### What the task requires
Output all lines exactly.

*****

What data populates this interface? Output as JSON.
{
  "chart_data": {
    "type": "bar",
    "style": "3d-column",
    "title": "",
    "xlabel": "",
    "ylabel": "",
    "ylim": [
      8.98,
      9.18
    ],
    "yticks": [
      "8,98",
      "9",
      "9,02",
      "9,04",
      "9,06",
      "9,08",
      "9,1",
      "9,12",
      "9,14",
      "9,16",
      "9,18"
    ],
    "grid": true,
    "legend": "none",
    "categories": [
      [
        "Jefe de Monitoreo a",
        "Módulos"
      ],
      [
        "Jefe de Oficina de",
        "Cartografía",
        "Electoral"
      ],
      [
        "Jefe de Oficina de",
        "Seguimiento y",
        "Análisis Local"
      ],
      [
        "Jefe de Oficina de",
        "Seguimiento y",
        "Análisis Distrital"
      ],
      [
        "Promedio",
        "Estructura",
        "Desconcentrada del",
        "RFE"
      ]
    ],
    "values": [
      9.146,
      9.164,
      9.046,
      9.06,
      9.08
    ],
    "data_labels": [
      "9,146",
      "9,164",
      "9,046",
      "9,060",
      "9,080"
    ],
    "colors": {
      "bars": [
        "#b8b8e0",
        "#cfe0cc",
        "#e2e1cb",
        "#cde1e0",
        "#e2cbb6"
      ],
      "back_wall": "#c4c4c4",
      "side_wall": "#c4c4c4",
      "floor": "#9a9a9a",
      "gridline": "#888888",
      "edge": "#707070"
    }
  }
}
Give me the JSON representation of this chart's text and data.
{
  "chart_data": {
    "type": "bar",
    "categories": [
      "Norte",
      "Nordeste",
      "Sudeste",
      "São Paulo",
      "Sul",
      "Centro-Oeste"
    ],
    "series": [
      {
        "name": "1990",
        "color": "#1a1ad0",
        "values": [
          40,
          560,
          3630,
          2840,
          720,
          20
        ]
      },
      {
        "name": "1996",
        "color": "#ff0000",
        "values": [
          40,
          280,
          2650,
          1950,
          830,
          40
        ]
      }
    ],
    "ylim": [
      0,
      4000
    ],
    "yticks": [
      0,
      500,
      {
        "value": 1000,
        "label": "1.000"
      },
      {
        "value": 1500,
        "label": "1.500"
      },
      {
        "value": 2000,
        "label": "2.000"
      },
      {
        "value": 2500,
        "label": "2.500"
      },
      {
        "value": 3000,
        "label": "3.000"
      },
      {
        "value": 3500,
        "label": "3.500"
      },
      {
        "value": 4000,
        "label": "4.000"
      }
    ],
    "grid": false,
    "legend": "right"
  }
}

*****

### Exercise result
What data populates this interface? Output as JSON.
{
  "chart_data": {
    "type": "bar",
    "style": "3d-column",
    "title": "",
    "xlabel": "",
    "ylabel": "",
    "ylim": [
      8.98,
      9.18
    ],
    "yticks": [
      "8,98",
      "9",
      "9,02",
      "9,04",
      "9,06",
      "9,08",
      "9,1",
      "9,12",
      "9,14",
      "9,16",
      "9,18"
    ],
    "grid": true,
    "legend": "none",
    "categories": [
      [
        "Jefe de Monitoreo a",
        "Módulos"
      ],
      [
        "Jefe de Oficina de",
        "Cartografía",
        "Electoral"
      ],
      [
        "Jefe de Oficina de",
        "Seguimiento y",
        "Análisis Local"
      ],
      [
        "Jefe de Oficina de",
        "Seguimiento y",
        "Análisis Distrital"
      ],
      [
        "Promedio",
        "Estructura",
        "Desconcentrada del",
        "RFE"
      ]
    ],
    "values": [
      9.146,
      9.164,
      9.046,
      9.06,
      9.08
    ],
    "data_labels": [
      "9,146",
      "9,164",
      "9,046",
      "9,060",
      "9,080"
    ],
    "colors": {
      "bars": [
        "#b8b8e0",
        "#cfe0cc",
        "#e2e1cb",
        "#cde1e0",
        "#e2cbb6"
      ],
      "back_wall": "#c4c4c4",
      "side_wall": "#c4c4c4",
      "floor": "#9a9a9a",
      "gridline": "#888888",
      "edge": "#707070"
    }
  }
}
Give me the JSON representation of this chart's text and data.
{
  "chart_data": {
    "type": "bar",
    "categories": [
      "Norte",
      "Nordeste",
      "Sudeste",
      "São Paulo",
      "Sul",
      "Centro-Oeste"
    ],
    "series": [
      {
        "name": "1990",
        "color": "#1a1ad0",
        "values": [
          40,
          560,
          3630,
          2840,
          720,
          20
        ]
      },
      {
        "name": "1996",
        "color": "#ff0000",
        "values": [
          40,
          280,
          2650,
          1950,
          830,
          40
        ]
      }
    ],
    "ylim": [
      0,
      4000
    ],
    "yticks": [
      0,
      500,
      {
        "value": 1000,
        "label": "1.000"
      },
      {
        "value": 1500,
        "label": "1.500"
      },
      {
        "value": 2000,
        "label": "2.000"
      },
      {
        "value": 2500,
        "label": "2.500"
      },
      {
        "value": 3000,
        "label": "3.000"
      },
      {
        "value": 3500,
        "label": "3.500"
      },
      {
        "value": 4000,
        "label": "4.000"
      }
    ],
    "grid": false,
    "legend": "right"
  }
}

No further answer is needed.